Set problem: Update everything in the records from the line containing "- coverage-label: 覆盖：中国大陆: [868, 123, 911, 130]" down to the line containing "- created-label: 创建时间：: [110, 140, 141, 147]" by replacing "row-current" with "row-value", leaving everything else unchanged. Output only those lines.

Source data:
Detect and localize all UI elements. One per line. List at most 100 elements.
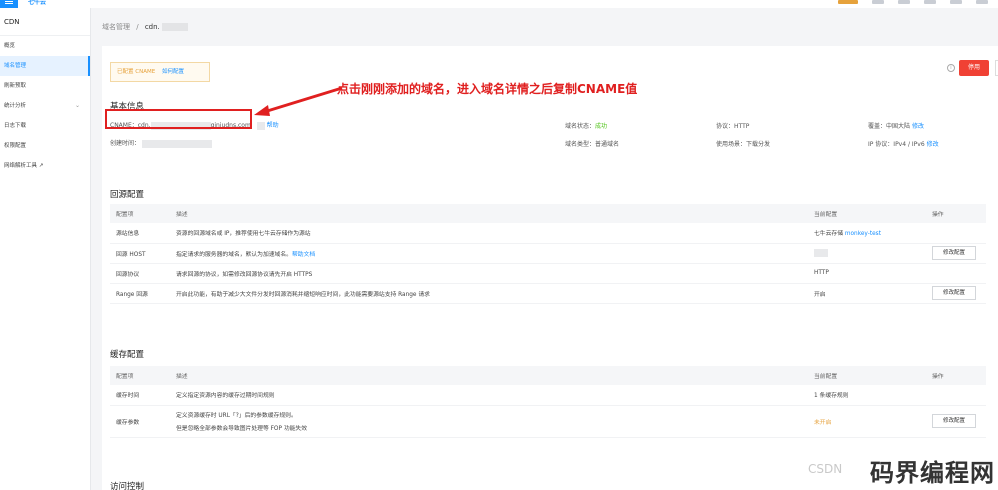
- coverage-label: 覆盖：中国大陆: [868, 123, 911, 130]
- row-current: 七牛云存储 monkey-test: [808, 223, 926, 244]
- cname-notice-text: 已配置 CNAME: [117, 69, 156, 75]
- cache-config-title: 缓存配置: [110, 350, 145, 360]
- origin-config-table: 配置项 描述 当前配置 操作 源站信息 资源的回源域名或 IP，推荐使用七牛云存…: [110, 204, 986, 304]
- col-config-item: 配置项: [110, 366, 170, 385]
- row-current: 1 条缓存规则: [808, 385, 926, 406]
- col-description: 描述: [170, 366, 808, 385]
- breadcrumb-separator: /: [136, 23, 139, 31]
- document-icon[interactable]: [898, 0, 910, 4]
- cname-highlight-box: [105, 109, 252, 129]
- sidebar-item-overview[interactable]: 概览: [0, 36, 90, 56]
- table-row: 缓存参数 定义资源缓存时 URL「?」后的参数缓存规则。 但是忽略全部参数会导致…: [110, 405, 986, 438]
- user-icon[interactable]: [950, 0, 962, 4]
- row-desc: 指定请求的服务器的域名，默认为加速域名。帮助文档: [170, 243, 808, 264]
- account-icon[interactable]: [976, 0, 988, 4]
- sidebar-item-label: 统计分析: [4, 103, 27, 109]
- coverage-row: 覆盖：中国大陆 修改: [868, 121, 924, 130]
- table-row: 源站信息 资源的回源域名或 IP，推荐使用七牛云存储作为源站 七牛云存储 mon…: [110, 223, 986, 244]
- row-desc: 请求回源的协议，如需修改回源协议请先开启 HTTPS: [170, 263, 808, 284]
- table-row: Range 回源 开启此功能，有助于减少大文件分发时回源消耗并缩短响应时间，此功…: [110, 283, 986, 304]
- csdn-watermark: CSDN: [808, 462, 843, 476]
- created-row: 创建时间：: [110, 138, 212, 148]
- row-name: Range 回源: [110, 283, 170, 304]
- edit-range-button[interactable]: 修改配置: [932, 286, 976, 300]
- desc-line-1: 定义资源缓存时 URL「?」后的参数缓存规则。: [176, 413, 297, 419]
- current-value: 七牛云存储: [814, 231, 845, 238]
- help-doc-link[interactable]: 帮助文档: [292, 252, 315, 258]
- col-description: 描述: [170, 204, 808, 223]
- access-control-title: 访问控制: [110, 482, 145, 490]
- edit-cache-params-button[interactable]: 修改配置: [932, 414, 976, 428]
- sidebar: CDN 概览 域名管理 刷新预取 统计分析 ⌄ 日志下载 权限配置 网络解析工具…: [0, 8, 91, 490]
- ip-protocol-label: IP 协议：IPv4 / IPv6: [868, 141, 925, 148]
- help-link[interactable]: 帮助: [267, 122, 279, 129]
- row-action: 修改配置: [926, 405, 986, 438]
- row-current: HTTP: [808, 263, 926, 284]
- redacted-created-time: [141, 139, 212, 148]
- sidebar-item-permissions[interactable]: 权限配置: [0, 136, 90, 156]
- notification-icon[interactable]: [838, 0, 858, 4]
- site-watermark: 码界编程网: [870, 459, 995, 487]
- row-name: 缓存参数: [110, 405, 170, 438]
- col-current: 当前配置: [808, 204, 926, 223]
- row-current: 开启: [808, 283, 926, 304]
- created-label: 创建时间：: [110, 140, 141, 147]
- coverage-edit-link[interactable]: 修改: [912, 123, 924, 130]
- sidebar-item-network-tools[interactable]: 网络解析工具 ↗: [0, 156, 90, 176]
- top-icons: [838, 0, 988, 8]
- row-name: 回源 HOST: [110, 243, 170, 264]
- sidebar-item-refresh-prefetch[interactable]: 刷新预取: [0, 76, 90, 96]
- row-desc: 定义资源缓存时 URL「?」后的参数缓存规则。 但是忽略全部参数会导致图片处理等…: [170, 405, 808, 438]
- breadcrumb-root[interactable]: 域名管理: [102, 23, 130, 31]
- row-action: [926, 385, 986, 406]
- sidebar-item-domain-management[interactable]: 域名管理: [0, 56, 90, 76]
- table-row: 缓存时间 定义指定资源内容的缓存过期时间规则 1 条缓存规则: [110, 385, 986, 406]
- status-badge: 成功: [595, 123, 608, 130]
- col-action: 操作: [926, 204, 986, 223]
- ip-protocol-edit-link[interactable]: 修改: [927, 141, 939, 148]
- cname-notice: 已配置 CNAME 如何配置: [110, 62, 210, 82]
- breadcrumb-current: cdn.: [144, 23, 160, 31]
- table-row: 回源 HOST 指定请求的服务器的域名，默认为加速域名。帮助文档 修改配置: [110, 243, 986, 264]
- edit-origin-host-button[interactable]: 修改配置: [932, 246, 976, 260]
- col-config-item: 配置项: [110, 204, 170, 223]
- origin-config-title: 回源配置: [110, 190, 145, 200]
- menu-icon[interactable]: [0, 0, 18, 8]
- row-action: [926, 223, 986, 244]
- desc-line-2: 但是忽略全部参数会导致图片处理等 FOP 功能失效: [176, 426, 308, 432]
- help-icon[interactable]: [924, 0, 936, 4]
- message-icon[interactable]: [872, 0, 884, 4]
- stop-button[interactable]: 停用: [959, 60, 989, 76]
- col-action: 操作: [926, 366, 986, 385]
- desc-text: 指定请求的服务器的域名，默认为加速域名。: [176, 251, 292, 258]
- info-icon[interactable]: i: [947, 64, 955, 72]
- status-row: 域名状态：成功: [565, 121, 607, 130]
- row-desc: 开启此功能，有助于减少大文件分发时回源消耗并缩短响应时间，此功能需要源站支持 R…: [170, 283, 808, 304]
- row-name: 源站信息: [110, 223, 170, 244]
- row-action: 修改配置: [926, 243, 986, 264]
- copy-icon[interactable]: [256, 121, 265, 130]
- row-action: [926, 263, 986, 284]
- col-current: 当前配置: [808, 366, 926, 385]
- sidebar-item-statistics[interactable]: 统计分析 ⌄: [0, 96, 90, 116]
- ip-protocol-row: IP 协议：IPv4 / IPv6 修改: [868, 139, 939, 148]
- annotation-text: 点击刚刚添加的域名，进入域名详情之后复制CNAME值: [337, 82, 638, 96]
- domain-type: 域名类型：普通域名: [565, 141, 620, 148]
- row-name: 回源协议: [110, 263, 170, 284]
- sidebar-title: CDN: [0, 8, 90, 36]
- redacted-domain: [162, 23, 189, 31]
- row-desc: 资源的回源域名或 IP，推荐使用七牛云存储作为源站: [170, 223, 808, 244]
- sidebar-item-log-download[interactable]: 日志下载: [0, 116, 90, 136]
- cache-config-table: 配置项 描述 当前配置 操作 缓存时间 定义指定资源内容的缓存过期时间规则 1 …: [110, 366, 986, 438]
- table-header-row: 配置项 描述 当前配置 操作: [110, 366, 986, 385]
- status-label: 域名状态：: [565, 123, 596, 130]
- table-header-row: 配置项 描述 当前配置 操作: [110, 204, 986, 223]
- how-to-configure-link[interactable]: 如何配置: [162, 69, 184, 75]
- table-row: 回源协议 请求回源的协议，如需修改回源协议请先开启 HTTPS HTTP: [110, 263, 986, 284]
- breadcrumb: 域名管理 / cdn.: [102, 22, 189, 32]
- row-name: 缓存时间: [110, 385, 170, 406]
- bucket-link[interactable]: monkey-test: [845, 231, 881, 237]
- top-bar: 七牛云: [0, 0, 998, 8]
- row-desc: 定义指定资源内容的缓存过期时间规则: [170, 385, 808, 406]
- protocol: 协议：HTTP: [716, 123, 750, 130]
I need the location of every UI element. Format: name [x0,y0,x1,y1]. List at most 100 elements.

==

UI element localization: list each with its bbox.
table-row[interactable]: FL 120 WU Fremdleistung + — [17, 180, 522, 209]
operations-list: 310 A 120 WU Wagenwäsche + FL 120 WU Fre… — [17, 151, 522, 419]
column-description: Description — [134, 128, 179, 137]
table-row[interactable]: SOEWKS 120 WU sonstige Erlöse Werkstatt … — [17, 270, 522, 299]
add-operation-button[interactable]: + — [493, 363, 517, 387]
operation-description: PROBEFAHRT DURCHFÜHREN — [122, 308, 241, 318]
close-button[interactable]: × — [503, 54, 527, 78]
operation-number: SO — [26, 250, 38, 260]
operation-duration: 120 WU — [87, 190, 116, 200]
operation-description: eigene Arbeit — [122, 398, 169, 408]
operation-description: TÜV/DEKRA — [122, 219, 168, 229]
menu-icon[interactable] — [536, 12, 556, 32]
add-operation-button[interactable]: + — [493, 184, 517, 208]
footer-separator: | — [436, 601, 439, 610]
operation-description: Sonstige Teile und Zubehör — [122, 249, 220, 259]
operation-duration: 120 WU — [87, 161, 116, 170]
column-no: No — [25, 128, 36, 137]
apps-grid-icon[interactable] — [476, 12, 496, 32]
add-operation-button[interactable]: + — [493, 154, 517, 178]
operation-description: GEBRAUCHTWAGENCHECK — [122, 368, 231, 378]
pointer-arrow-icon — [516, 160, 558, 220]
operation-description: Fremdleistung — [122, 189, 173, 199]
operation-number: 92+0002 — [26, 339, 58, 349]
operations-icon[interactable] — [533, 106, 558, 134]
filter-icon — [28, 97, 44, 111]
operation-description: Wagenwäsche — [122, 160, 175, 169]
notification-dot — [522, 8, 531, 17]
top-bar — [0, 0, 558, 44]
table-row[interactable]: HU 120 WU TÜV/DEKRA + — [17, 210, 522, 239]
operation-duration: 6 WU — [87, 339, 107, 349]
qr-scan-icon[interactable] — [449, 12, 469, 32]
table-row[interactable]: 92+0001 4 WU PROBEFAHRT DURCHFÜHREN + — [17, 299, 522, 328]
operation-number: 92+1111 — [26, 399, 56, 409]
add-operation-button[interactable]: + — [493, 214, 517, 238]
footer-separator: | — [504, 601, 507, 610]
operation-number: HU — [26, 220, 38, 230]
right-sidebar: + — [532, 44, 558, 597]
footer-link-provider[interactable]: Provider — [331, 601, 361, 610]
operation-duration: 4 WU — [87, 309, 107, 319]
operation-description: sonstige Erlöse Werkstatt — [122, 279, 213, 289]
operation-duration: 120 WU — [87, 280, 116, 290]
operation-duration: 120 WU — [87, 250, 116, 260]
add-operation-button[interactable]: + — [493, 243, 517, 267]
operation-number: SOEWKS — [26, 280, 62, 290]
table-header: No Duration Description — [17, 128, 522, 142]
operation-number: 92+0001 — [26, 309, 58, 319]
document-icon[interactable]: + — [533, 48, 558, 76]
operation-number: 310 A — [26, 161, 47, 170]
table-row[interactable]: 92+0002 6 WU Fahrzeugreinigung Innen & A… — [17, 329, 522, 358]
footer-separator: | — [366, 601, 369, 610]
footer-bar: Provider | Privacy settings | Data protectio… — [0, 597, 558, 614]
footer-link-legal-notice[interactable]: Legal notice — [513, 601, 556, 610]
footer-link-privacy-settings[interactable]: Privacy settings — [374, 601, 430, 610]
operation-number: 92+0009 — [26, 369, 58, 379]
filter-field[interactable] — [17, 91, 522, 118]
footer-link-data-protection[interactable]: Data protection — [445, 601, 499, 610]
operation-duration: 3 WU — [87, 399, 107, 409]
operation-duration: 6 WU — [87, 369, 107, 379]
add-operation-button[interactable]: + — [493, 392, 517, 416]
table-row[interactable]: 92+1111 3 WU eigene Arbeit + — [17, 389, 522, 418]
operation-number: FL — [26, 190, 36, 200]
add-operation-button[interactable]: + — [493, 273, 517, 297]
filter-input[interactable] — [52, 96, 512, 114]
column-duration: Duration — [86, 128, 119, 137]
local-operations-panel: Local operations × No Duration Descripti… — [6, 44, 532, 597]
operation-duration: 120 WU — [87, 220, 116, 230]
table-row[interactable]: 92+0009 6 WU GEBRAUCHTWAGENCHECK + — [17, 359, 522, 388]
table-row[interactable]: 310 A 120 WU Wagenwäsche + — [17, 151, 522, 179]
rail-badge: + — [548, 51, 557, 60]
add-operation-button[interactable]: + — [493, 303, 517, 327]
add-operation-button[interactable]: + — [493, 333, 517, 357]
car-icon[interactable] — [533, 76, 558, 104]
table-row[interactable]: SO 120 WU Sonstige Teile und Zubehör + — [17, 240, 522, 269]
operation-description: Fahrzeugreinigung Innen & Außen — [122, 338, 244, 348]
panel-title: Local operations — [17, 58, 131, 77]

Task result:
- coverage-label: 覆盖：中国大陆: [868, 123, 911, 130]
- row-value: 七牛云存储 monkey-test: [808, 223, 926, 244]
- cname-notice-text: 已配置 CNAME: [117, 69, 156, 75]
- cache-config-title: 缓存配置: [110, 350, 145, 360]
- origin-config-table: 配置项 描述 当前配置 操作 源站信息 资源的回源域名或 IP，推荐使用七牛云存…: [110, 204, 986, 304]
- col-config-item: 配置项: [110, 366, 170, 385]
- row-value: 1 条缓存规则: [808, 385, 926, 406]
- col-description: 描述: [170, 366, 808, 385]
- breadcrumb-separator: /: [136, 23, 139, 31]
- document-icon[interactable]: [898, 0, 910, 4]
- cname-highlight-box: [105, 109, 252, 129]
- sidebar-item-overview[interactable]: 概览: [0, 36, 90, 56]
- table-row: 缓存参数 定义资源缓存时 URL「?」后的参数缓存规则。 但是忽略全部参数会导致…: [110, 405, 986, 438]
- user-icon[interactable]: [950, 0, 962, 4]
- row-desc: 指定请求的服务器的域名，默认为加速域名。帮助文档: [170, 243, 808, 264]
- account-icon[interactable]: [976, 0, 988, 4]
- sidebar-item-label: 统计分析: [4, 103, 27, 109]
- coverage-row: 覆盖：中国大陆 修改: [868, 121, 924, 130]
- table-row: 源站信息 资源的回源域名或 IP，推荐使用七牛云存储作为源站 七牛云存储 mon…: [110, 223, 986, 244]
- row-desc: 请求回源的协议，如需修改回源协议请先开启 HTTPS: [170, 263, 808, 284]
- table-row: Range 回源 开启此功能，有助于减少大文件分发时回源消耗并缩短响应时间，此功…: [110, 283, 986, 304]
- csdn-watermark: CSDN: [808, 462, 843, 476]
- created-row: 创建时间：: [110, 138, 212, 148]
- row-name: Range 回源: [110, 283, 170, 304]
- edit-range-button[interactable]: 修改配置: [932, 286, 976, 300]
- desc-line-1: 定义资源缓存时 URL「?」后的参数缓存规则。: [176, 413, 297, 419]
- current-value: 七牛云存储: [814, 231, 845, 238]
- help-doc-link[interactable]: 帮助文档: [292, 252, 315, 258]
- col-description: 描述: [170, 204, 808, 223]
- access-control-title: 访问控制: [110, 482, 145, 490]
- edit-cache-params-button[interactable]: 修改配置: [932, 414, 976, 428]
- sidebar: CDN 概览 域名管理 刷新预取 统计分析 ⌄ 日志下载 权限配置 网络解析工具…: [0, 8, 91, 490]
- ip-protocol-label: IP 协议：IPv4 / IPv6: [868, 141, 925, 148]
- help-link[interactable]: 帮助: [267, 122, 279, 129]
- row-action: 修改配置: [926, 405, 986, 438]
- row-value: HTTP: [808, 263, 926, 284]
- redacted-created-time: [141, 139, 212, 148]
- sidebar-item-permissions[interactable]: 权限配置: [0, 136, 90, 156]
- notification-icon[interactable]: [838, 0, 858, 4]
- site-watermark: 码界编程网: [870, 459, 995, 487]
- row-name: 缓存参数: [110, 405, 170, 438]
- col-current: 当前配置: [808, 204, 926, 223]
- row-value: 开启: [808, 283, 926, 304]
- created-label: 创建时间：: [110, 140, 141, 147]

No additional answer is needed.